--- Start LISTED ENTRIES ---
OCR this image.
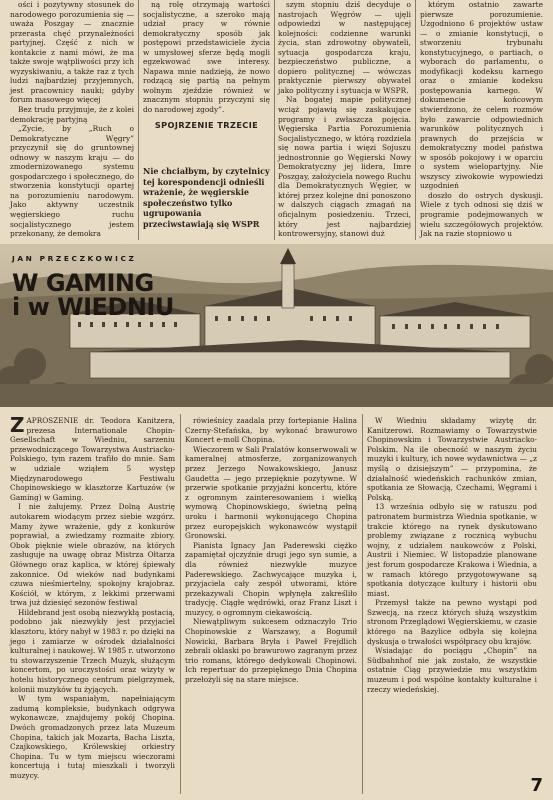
ości i pozytywny stosunek do narodowego porozumienia się — uważa Poszgay — znacznie przerasta chęć przynależności partyjnej. Część z nich w kontakcie z nami mówi, że ma także swoje wątpliwości przy ich wyzyskiwaniu, a także raz z tych ludzi najbardziej przyjemnych, jest pracownicy nauki; gdyby forum masowego więcej

Bez trudu przyjmuje, że z kolei demokrację partyjną

„Zycie, by „Ruch o Demokratyczne Węgry” przyczynił się do gruntownej odnowy w naszym kraju — do zmodernizowanego systemu gospodarczego i społecznego, do stworzenia konstytucji opartej na porozumieniu narodowym. Jako aktywny uczestnik węgierskiego ruchu socjalistycznego jestem przekonany, że demokra

ną rolę otrzymają wartości socjalistyczne, a szeroko mają udział pracy w równie demokratyczny sposób jak postępowi przedstawiciele życia w umysłowej sferze będą mogli egzekwować swe interesy. Napawa mnie nadzieją, że nowo rodzącą się partią na pełnym wolnym zjeździe również w znacznym stopniu przyczyni się do narodowej zgody”.

SPOJRZENIE TRZECIE
Nie chciałbym, by czytelnicy tej korespondencji odnieśli wrażenie, że węgierskie społeczeństwo tylko ugrupowania przeciwstawiają się WSPR

szym stopniu dziś decyduje o nastrojach Węgrów — ujęli odpowiedzi w następującej kolejności: codzienne warunki życia, stan zdrowotny obywateli, sytuacja gospodarcza kraju, bezpieczeństwo publiczne, a dopiero politycznej — wówczas praktycznie pierwszy obywatel jako polityczny i sytuacja w WSPR.

Na bogatej mapie politycznej wciąż pojawią się zaskakujące programy i zwłaszcza pojęcia. Węgierska Partia Porozumienia Socjalistycznego, w którą rozdziela się nowa partia i więzi Sojuszu jednostronnie go Węgierski Nowy Demokratyczny jej lidera, Imre Poszgay, założyciela nowego Ruchu dla Demokratycznych Węgier, w której przez kolejne dni ponoszono w dalszych ciągach zmagań na oficjalnym posiedzeniu. Trzeci, który jest najbardziej kontrowersyjny, stanowi duż

którym ostatnio zawarte pierwsze porozumienie. Uzgodniono 6 projektów ustaw — o zmianie konstytucji, o stworzeniu trybunału konstytucyjnego, o partiach, o wyborach do parlamentu, o modyfikacji kodeksu karnego oraz o zmianie kodeksu postępowania karnego. W dokumencie końcowym stwierdzono, że celem rozmów było zawarcie odpowiednich warunków politycznych i prawnych do przejścia w demokratyczny model państwa w sposób pokojowy i w oparciu o system wielopartyjny. Nie wszyscy ziwokowie wypowiedzi uzgodnień

doszło do ostrych dyskusji. Wiele z tych odnosi się dziś w programie podejmowanych w wielu szczegółowych projektów. Jak na razie stopniowo u

JAN PRZECZKOWICZ
W GAMING
i w WIEDNIU

ZAPROSZENIE dr. Teodora Kanitzera, prezesa Internationale Chopin-Gesellschaft w Wiedniu, sarzeniu przewodniczącego Towarzystwa Austriacko-Polskiego, tym razem trafiło do mnie. Sam w udziale wziąłem 5 występ Międzynarodowego Festiwalu Chopinowskiego w klasztorze Kartuzów (w Gaming) w Gaming.

I nie żałujemy. Przez Dolną Austrię autokarem wiodącym przez siebie wzgórz. Mamy żywe wrażenie, gdy z konkurów poprawiał, a zwiedzamy rozmaite zbiory. Obok pięknie wiele obrazów, na których zasługuje na uwagę obraz Mistrza Ołtarza Głównego oraz kaplica, w której śpiewały zakonnice. Od wieków nad budynkami czuwa nieśmiertelny, spokojny krajobraz. Kościół, w którym, z lekkimi przerwami trwa już dziesięć sezonów festiwal

Hildebrand jest osobą niezwykłą postacią, podobno jak niezwykły jest przyjaciel klasztoru, który nabył w 1983 r. po dzięki na jego i zamiarze w ośrodek działalności kulturalnej i naukowej. W 1985 r. utworzono tu stowarzyszenie Trzech Muzyk, służącym koncertom, po uroczystości oraz wizyty w hotelu historycznego centrum pielgrzymek, kolonii muzyków tu żyjących.

W tym wspaniałym, napełniającym zadumą kompleksie, budynkach odgrywa wykonawcze, znajdujemy pokój Chopina. Dwóch gromadzonych przez lata Muzeum Chopina, takich jak Mozarta, Bacha Liszta, Czajkowskiego, Królewskiej orkiestry Chopina. Tu w tym miejscu wieczorami koncertują i tutaj mieszkali i tworzyli muzycy.

rówieśnicy zaadala przy fortepianie Halina Czerny-Stefańska, by wykonać brawurowo Koncert e-moll Chopina.

Wieczorem w Sali Pralatów konserwowali w kameralnej atmosferze, zorganizowanych przez Jerzego Nowakowskiego, Janusz Gaudetta — jego przepięknie pozytywne. W przerwie spotkanie przyjaźni koncertu, które z ogromnym zainteresowaniem i wielką wymową Chopinowskiego, świetną pełną uroku i harmonii wykonującego Chopina przez europejskich wykonawców wystąpił Gronowski.

Pianista Ignacy Jan Paderewski ciężko zapamiętał ojczyźnie drugi jego syn sumie, a dla również niezwykle muzyce Paderewskiego. Zachwycające muzyka i, przyjaciela cały zespół utworami, które przekazywali Chopin wpłynęła zakreśliło tradycję. Ciągłe wędrówki, oraz Franz Liszt i muzycy, o ogromnym ciekawością.

Niewątpliwym sukcesem odznaczyło Trio Chopinowskie z Warszawy, a Bogumił Nowicki, Barbara Bryła i Paweł Frejdlich zebrali oklaski po brawurowo zagranym przez trio romans, którego dedykowali Chopinowi. Ich repertuar do przepięknego Dnia Chopina przełożyli się na stare miejsce.

W Wiedniu składamy wizytę dr. Kanitzerowi. Rozmawiamy o Towarzystwie Chopinowskim i Towarzystwie Austriacko-Polskim. Na ile obecność w naszym życiu muzyki i kultury, ich nowe wydawnictwa — „z myślą o dzisiejszym” — przypomina, że działalność wiedeńskich rachunków zmian, spotkania ze Słowacją, Czechami, Węgrami i Polską.

13 września odbyło się w ratuszu pod patronatem burmistrza Wiednia spotkanie, w trakcie którego na rynek dyskutowano problemy związane z rocznicą wybuchu wojny, z udziałem naukowców z Polski, Austrii i Niemiec. W listopadzie planowane jest forum gospodarcze Krakowa i Wiednia, a w ramach którego przygotowywane są spotkania dotyczące kultury i historii obu miast.

Przemysł także na pewno wystąpi pod Szwecją, na rzecz których służą wszystkim stronom Przeglądowi Węgierskiemu, w czasie którego na Bazylice odbyła się kolejna dyskusja o trwałości współpracy obu krajów.

Wsiadając do pociągu „Chopin” na Südbahnhof nie jak zostało, że wszystkie ostatnie Ciąg przywiedzie mu wszystkim muzeum i pod wspólne kontakty kulturalne i rzeczy wiedeńskiej.

7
--- End LISTED ENTRIES ---
### EXERCISE AIM
Retype the entries word for word. Omit any images.

### EXERCISE RESPONSE
OCR this image.
ości i pozytywny stosunek do narodowego porozumienia się — uważa Poszgay — znacznie przerasta chęć przynależności partyjnej. Część z nich w kontakcie z nami mówi, że ma także swoje wątpliwości przy ich wyzyskiwaniu, a także raz z tych ludzi najbardziej przyjemnych, jest pracownicy nauki; gdyby forum masowego więcej

Bez trudu przyjmuje, że z kolei demokrację partyjną

„Zycie, by „Ruch o Demokratyczne Węgry” przyczynił się do gruntownej odnowy w naszym kraju — do zmodernizowanego systemu gospodarczego i społecznego, do stworzenia konstytucji opartej na porozumieniu narodowym. Jako aktywny uczestnik węgierskiego ruchu socjalistycznego jestem przekonany, że demokra

ną rolę otrzymają wartości socjalistyczne, a szeroko mają udział pracy w równie demokratyczny sposób jak postępowi przedstawiciele życia w umysłowej sferze będą mogli egzekwować swe interesy. Napawa mnie nadzieją, że nowo rodzącą się partią na pełnym wolnym zjeździe również w znacznym stopniu przyczyni się do narodowej zgody”.

SPOJRZENIE TRZECIE
Nie chciałbym, by czytelnicy tej korespondencji odnieśli wrażenie, że węgierskie społeczeństwo tylko ugrupowania przeciwstawiają się WSPR

szym stopniu dziś decyduje o nastrojach Węgrów — ujęli odpowiedzi w następującej kolejności: codzienne warunki życia, stan zdrowotny obywateli, sytuacja gospodarcza kraju, bezpieczeństwo publiczne, a dopiero politycznej — wówczas praktycznie pierwszy obywatel jako polityczny i sytuacja w WSPR.

Na bogatej mapie politycznej wciąż pojawią się zaskakujące programy i zwłaszcza pojęcia. Węgierska Partia Porozumienia Socjalistycznego, w którą rozdziela się nowa partia i więzi Sojuszu jednostronnie go Węgierski Nowy Demokratyczny jej lidera, Imre Poszgay, założyciela nowego Ruchu dla Demokratycznych Węgier, w której przez kolejne dni ponoszono w dalszych ciągach zmagań na oficjalnym posiedzeniu. Trzeci, który jest najbardziej kontrowersyjny, stanowi duż

którym ostatnio zawarte pierwsze porozumienie. Uzgodniono 6 projektów ustaw — o zmianie konstytucji, o stworzeniu trybunału konstytucyjnego, o partiach, o wyborach do parlamentu, o modyfikacji kodeksu karnego oraz o zmianie kodeksu postępowania karnego. W dokumencie końcowym stwierdzono, że celem rozmów było zawarcie odpowiednich warunków politycznych i prawnych do przejścia w demokratyczny model państwa w sposób pokojowy i w oparciu o system wielopartyjny. Nie wszyscy ziwokowie wypowiedzi uzgodnień

doszło do ostrych dyskusji. Wiele z tych odnosi się dziś w programie podejmowanych w wielu szczegółowych projektów. Jak na razie stopniowo u

JAN PRZECZKOWICZ
W GAMING
i w WIEDNIU

ZAPROSZENIE dr. Teodora Kanitzera, prezesa Internationale Chopin-Gesellschaft w Wiedniu, sarzeniu przewodniczącego Towarzystwa Austriacko-Polskiego, tym razem trafiło do mnie. Sam w udziale wziąłem 5 występ Międzynarodowego Festiwalu Chopinowskiego w klasztorze Kartuzów (w Gaming) w Gaming.

I nie żałujemy. Przez Dolną Austrię autokarem wiodącym przez siebie wzgórz. Mamy żywe wrażenie, gdy z konkurów poprawiał, a zwiedzamy rozmaite zbiory. Obok pięknie wiele obrazów, na których zasługuje na uwagę obraz Mistrza Ołtarza Głównego oraz kaplica, w której śpiewały zakonnice. Od wieków nad budynkami czuwa nieśmiertelny, spokojny krajobraz. Kościół, w którym, z lekkimi przerwami trwa już dziesięć sezonów festiwal

Hildebrand jest osobą niezwykłą postacią, podobno jak niezwykły jest przyjaciel klasztoru, który nabył w 1983 r. po dzięki na jego i zamiarze w ośrodek działalności kulturalnej i naukowej. W 1985 r. utworzono tu stowarzyszenie Trzech Muzyk, służącym koncertom, po uroczystości oraz wizyty w hotelu historycznego centrum pielgrzymek, kolonii muzyków tu żyjących.

W tym wspaniałym, napełniającym zadumą kompleksie, budynkach odgrywa wykonawcze, znajdujemy pokój Chopina. Dwóch gromadzonych przez lata Muzeum Chopina, takich jak Mozarta, Bacha Liszta, Czajkowskiego, Królewskiej orkiestry Chopina. Tu w tym miejscu wieczorami koncertują i tutaj mieszkali i tworzyli muzycy.

rówieśnicy zaadala przy fortepianie Halina Czerny-Stefańska, by wykonać brawurowo Koncert e-moll Chopina.

Wieczorem w Sali Pralatów konserwowali w kameralnej atmosferze, zorganizowanych przez Jerzego Nowakowskiego, Janusz Gaudetta — jego przepięknie pozytywne. W przerwie spotkanie przyjaźni koncertu, które z ogromnym zainteresowaniem i wielką wymową Chopinowskiego, świetną pełną uroku i harmonii wykonującego Chopina przez europejskich wykonawców wystąpił Gronowski.

Pianista Ignacy Jan Paderewski ciężko zapamiętał ojczyźnie drugi jego syn sumie, a dla również niezwykle muzyce Paderewskiego. Zachwycające muzyka i, przyjaciela cały zespół utworami, które przekazywali Chopin wpłynęła zakreśliło tradycję. Ciągłe wędrówki, oraz Franz Liszt i muzycy, o ogromnym ciekawością.

Niewątpliwym sukcesem odznaczyło Trio Chopinowskie z Warszawy, a Bogumił Nowicki, Barbara Bryła i Paweł Frejdlich zebrali oklaski po brawurowo zagranym przez trio romans, którego dedykowali Chopinowi. Ich repertuar do przepięknego Dnia Chopina przełożyli się na stare miejsce.

W Wiedniu składamy wizytę dr. Kanitzerowi. Rozmawiamy o Towarzystwie Chopinowskim i Towarzystwie Austriacko-Polskim. Na ile obecność w naszym życiu muzyki i kultury, ich nowe wydawnictwa — „z myślą o dzisiejszym” — przypomina, że działalność wiedeńskich rachunków zmian, spotkania ze Słowacją, Czechami, Węgrami i Polską.

13 września odbyło się w ratuszu pod patronatem burmistrza Wiednia spotkanie, w trakcie którego na rynek dyskutowano problemy związane z rocznicą wybuchu wojny, z udziałem naukowców z Polski, Austrii i Niemiec. W listopadzie planowane jest forum gospodarcze Krakowa i Wiednia, a w ramach którego przygotowywane są spotkania dotyczące kultury i historii obu miast.

Przemysł także na pewno wystąpi pod Szwecją, na rzecz których służą wszystkim stronom Przeglądowi Węgierskiemu, w czasie którego na Bazylice odbyła się kolejna dyskusja o trwałości współpracy obu krajów.

Wsiadając do pociągu „Chopin” na Südbahnhof nie jak zostało, że wszystkie ostatnie Ciąg przywiedzie mu wszystkim muzeum i pod wspólne kontakty kulturalne i rzeczy wiedeńskiej.

7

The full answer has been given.